He did not speak to friends or family about his work, and they did not know that he was an executioner for many years. His sister explained, "We were just thinking he was a guard." His wife only learned that he was an executioner in 1999. In addition, the majority of his family was against the death penalty. His sister said: "It hurt me because I’m against the death penalty. My whole family is. I tried to blot it out of my mind. I tried not to think about it, but sometimes I would, and I’d think, ‘Oh, he killed 62 people.’”

Though he was initially a supporter of capital punishment (he had volunteered to assist in executions, prior to his appointment as chief executioner), he said that executing people left him "in a daze", and that he "[felt] for the condemned man's family". He did not enjoy executions, but described himself as "addicted" to them. He intended to give up his role after his one hundredth execution. He prayed with the condemned before their executions, and they often confessed their crimes to him.

Givens was forced to resign as chief executioner in 1999 as a result of criminal charges against him.

==Legal troubles and change of heart==
In 1999, Givens was convicted of perjury and money laundering, arising from his purchase of a vehicle using money he was alleged to have known came from the sale of illegal drugs. He maintained his innocence, blaming a childhood friend who he said he had thought turned his life around, but served four years in prison. While there, Givens—already a religious man—devoted himself to reading the Bible and contemplating Jesus Christ's teachings on forgiveness. It was also while he was in prison that he learned that Earl Washington Jr. was innocent and had been exonerated by DNA testing. This revelation had a major effect on Givens' thinking: he described God answering his prayers "by taking me to prison and taking Earl Washington out."

A few years after his release from prison, Givens connected with Jon Sheldon, a capital defense lawyer who was on the board of Virginians for Alternatives to the Death Penalty. Sheldon commented, "I remember thinking to myself, 'Man, this guy has PTSD. By that point, Givens had mixed feelings about his role as an executioner. Eventually, Givens turned against the death penalty.

**Supplied records**
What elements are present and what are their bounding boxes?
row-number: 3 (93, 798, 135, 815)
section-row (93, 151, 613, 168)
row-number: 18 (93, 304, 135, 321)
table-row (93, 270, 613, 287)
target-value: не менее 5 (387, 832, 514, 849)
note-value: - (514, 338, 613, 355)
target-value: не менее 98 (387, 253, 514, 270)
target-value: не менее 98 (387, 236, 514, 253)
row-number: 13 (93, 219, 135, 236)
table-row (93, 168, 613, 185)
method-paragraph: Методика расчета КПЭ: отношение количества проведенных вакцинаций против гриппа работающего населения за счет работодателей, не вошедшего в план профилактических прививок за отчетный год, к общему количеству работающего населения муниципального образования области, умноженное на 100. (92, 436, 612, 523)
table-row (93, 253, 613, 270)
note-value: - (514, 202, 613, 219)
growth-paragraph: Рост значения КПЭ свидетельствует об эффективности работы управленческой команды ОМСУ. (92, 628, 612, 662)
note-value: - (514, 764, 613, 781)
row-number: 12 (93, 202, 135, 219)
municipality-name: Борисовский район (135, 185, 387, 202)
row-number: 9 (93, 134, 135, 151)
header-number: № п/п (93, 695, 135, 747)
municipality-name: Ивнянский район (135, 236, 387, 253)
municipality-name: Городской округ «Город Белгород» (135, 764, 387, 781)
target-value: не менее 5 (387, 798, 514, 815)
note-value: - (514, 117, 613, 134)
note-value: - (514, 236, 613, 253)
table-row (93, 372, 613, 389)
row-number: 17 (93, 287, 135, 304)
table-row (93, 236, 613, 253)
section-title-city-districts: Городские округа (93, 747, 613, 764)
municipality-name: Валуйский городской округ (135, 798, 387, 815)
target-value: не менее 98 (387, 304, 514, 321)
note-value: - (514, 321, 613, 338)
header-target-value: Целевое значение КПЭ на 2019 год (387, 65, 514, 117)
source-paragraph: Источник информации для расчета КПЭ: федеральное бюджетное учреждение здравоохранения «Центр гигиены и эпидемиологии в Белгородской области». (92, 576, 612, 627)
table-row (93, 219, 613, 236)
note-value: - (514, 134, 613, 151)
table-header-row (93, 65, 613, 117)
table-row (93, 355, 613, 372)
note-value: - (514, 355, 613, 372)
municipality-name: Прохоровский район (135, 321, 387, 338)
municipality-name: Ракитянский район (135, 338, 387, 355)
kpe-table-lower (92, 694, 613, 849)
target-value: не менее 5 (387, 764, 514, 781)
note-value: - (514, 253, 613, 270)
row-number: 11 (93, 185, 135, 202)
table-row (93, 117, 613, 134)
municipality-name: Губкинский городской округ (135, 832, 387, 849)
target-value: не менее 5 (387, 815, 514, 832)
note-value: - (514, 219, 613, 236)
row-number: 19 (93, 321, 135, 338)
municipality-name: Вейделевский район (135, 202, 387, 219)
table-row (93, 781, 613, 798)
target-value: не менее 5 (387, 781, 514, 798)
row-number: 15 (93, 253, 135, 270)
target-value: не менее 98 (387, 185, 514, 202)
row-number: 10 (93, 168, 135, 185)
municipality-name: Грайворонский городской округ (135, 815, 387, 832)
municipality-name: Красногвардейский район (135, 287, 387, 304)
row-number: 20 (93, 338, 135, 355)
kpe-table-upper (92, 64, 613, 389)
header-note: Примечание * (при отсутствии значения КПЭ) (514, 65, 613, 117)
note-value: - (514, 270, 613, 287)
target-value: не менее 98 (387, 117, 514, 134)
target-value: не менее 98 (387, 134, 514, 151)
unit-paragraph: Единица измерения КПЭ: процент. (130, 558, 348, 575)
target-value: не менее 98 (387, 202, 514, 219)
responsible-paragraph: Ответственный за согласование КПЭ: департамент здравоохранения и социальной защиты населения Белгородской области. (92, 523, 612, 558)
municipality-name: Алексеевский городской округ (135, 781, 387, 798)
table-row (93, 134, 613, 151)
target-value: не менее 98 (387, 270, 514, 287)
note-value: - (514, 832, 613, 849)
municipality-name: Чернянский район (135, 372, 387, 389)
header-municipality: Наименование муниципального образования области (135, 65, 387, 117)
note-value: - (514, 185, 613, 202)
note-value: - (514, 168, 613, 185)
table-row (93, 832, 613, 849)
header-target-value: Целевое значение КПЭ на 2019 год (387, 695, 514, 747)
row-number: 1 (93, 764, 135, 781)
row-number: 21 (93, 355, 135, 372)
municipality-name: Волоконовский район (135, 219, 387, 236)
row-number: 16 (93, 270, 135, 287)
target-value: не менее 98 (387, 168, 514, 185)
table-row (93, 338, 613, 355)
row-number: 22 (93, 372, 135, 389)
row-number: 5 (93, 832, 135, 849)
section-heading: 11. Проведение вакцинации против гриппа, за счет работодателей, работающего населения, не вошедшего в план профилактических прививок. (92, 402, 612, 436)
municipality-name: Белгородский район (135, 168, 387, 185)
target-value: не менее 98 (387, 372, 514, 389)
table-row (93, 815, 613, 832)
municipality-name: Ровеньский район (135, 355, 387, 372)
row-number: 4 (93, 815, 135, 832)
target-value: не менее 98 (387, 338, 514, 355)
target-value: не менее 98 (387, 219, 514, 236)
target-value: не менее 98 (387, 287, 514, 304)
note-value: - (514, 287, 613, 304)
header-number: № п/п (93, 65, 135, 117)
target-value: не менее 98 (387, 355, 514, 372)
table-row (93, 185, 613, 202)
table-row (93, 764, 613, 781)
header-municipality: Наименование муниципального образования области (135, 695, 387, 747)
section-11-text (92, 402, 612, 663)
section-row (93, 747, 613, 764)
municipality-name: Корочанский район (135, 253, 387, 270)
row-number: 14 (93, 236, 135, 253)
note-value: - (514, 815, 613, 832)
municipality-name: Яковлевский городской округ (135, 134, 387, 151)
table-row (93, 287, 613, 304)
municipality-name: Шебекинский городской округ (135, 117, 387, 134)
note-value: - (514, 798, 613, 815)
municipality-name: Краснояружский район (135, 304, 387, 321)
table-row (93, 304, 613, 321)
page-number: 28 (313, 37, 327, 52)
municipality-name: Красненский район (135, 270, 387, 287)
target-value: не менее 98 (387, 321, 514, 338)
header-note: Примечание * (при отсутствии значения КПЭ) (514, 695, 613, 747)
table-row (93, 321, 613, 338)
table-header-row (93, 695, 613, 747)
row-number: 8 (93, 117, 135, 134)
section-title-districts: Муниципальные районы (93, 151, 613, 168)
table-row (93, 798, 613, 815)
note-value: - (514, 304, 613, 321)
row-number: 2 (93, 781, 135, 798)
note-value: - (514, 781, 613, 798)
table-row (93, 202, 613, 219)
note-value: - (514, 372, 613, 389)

**Task details**
Update the passage about Givens from "A few years" to "turned against the death penalty." by changing "capital defense lawyer" to "defense attorney", and write out that revised part. The records above are separate material, unrelated to the passage about Givens.

**Solution for this task**
A few years after his release from prison, Givens connected with Jon Sheldon, a defense attorney who was on the board of Virginians for Alternatives to the Death Penalty. Sheldon commented, "I remember thinking to myself, 'Man, this guy has PTSD. By that point, Givens had mixed feelings about his role as an executioner. Eventually, Givens turned against the death penalty.